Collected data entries
- - - - -

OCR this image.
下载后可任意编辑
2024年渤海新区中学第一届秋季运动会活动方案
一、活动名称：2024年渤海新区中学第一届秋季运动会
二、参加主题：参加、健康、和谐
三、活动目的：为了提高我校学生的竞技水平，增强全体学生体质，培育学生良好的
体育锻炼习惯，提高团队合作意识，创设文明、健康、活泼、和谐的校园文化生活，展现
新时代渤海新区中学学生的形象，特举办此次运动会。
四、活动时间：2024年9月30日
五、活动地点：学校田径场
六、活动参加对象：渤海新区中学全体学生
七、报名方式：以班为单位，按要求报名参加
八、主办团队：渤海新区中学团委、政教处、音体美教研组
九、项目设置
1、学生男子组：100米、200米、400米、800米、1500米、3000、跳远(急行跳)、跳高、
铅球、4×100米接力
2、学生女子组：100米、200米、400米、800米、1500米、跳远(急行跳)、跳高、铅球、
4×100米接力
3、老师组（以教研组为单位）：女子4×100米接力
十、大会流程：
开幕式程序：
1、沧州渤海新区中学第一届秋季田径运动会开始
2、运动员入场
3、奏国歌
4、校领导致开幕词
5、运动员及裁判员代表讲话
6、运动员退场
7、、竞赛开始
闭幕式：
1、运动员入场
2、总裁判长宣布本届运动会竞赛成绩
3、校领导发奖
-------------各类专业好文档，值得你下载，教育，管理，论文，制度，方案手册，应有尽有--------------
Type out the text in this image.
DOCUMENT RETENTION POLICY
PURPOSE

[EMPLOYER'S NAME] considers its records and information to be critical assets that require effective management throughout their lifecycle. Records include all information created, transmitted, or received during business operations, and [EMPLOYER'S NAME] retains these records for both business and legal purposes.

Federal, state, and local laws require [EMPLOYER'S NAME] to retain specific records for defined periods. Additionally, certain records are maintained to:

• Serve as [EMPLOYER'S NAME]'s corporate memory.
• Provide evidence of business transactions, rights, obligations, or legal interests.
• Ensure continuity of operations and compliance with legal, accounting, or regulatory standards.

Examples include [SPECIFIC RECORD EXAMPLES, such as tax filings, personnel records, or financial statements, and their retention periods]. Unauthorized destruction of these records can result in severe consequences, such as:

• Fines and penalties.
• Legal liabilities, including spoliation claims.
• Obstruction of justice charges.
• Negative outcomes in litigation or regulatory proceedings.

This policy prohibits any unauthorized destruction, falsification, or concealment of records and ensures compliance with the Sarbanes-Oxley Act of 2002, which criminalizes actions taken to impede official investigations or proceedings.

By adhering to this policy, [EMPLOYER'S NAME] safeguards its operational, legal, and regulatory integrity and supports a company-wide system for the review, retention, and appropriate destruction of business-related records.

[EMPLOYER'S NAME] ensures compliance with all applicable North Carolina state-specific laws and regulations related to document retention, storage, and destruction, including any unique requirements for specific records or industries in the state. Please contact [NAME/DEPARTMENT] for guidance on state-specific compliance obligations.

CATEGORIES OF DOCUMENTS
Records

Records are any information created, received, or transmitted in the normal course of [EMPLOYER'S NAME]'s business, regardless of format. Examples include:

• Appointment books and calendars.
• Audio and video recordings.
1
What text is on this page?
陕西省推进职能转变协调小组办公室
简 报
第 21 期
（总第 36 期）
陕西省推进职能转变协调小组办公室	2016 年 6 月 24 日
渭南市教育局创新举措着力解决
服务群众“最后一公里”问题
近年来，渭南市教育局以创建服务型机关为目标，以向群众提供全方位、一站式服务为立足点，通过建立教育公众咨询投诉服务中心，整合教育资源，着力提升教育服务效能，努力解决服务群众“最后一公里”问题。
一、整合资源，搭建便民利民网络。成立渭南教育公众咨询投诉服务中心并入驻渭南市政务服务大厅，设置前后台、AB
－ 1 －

- - - - -

Copy all of the material word for word.

OCR this image.
下载后可任意编辑
2024年渤海新区中学第一届秋季运动会活动方案
一、活动名称：2024年渤海新区中学第一届秋季运动会
二、参加主题：参加、健康、和谐
三、活动目的：为了提高我校学生的竞技水平，增强全体学生体质，培育学生良好的
体育锻炼习惯，提高团队合作意识，创设文明、健康、活泼、和谐的校园文化生活，展现
新时代渤海新区中学学生的形象，特举办此次运动会。
四、活动时间：2024年9月30日
五、活动地点：学校田径场
六、活动参加对象：渤海新区中学全体学生
七、报名方式：以班为单位，按要求报名参加
八、主办团队：渤海新区中学团委、政教处、音体美教研组
九、项目设置
1、学生男子组：100米、200米、400米、800米、1500米、3000、跳远(急行跳)、跳高、
铅球、4×100米接力
2、学生女子组：100米、200米、400米、800米、1500米、跳远(急行跳)、跳高、铅球、
4×100米接力
3、老师组（以教研组为单位）：女子4×100米接力
十、大会流程：
开幕式程序：
1、沧州渤海新区中学第一届秋季田径运动会开始
2、运动员入场
3、奏国歌
4、校领导致开幕词
5、运动员及裁判员代表讲话
6、运动员退场
7、、竞赛开始
闭幕式：
1、运动员入场
2、总裁判长宣布本届运动会竞赛成绩
3、校领导发奖
-------------各类专业好文档，值得你下载，教育，管理，论文，制度，方案手册，应有尽有--------------
Type out the text in this image.
DOCUMENT RETENTION POLICY
PURPOSE

[EMPLOYER'S NAME] considers its records and information to be critical assets that require effective management throughout their lifecycle. Records include all information created, transmitted, or received during business operations, and [EMPLOYER'S NAME] retains these records for both business and legal purposes.

Federal, state, and local laws require [EMPLOYER'S NAME] to retain specific records for defined periods. Additionally, certain records are maintained to:

• Serve as [EMPLOYER'S NAME]'s corporate memory.
• Provide evidence of business transactions, rights, obligations, or legal interests.
• Ensure continuity of operations and compliance with legal, accounting, or regulatory standards.

Examples include [SPECIFIC RECORD EXAMPLES, such as tax filings, personnel records, or financial statements, and their retention periods]. Unauthorized destruction of these records can result in severe consequences, such as:

• Fines and penalties.
• Legal liabilities, including spoliation claims.
• Obstruction of justice charges.
• Negative outcomes in litigation or regulatory proceedings.

This policy prohibits any unauthorized destruction, falsification, or concealment of records and ensures compliance with the Sarbanes-Oxley Act of 2002, which criminalizes actions taken to impede official investigations or proceedings.

By adhering to this policy, [EMPLOYER'S NAME] safeguards its operational, legal, and regulatory integrity and supports a company-wide system for the review, retention, and appropriate destruction of business-related records.

[EMPLOYER'S NAME] ensures compliance with all applicable North Carolina state-specific laws and regulations related to document retention, storage, and destruction, including any unique requirements for specific records or industries in the state. Please contact [NAME/DEPARTMENT] for guidance on state-specific compliance obligations.

CATEGORIES OF DOCUMENTS
Records

Records are any information created, received, or transmitted in the normal course of [EMPLOYER'S NAME]'s business, regardless of format. Examples include:

• Appointment books and calendars.
• Audio and video recordings.
1
What text is on this page?
陕西省推进职能转变协调小组办公室
简 报
第 21 期
（总第 36 期）
陕西省推进职能转变协调小组办公室	2016 年 6 月 24 日
渭南市教育局创新举措着力解决
服务群众“最后一公里”问题
近年来，渭南市教育局以创建服务型机关为目标，以向群众提供全方位、一站式服务为立足点，通过建立教育公众咨询投诉服务中心，整合教育资源，着力提升教育服务效能，努力解决服务群众“最后一公里”问题。
一、整合资源，搭建便民利民网络。成立渭南教育公众咨询投诉服务中心并入驻渭南市政务服务大厅，设置前后台、AB
－ 1 －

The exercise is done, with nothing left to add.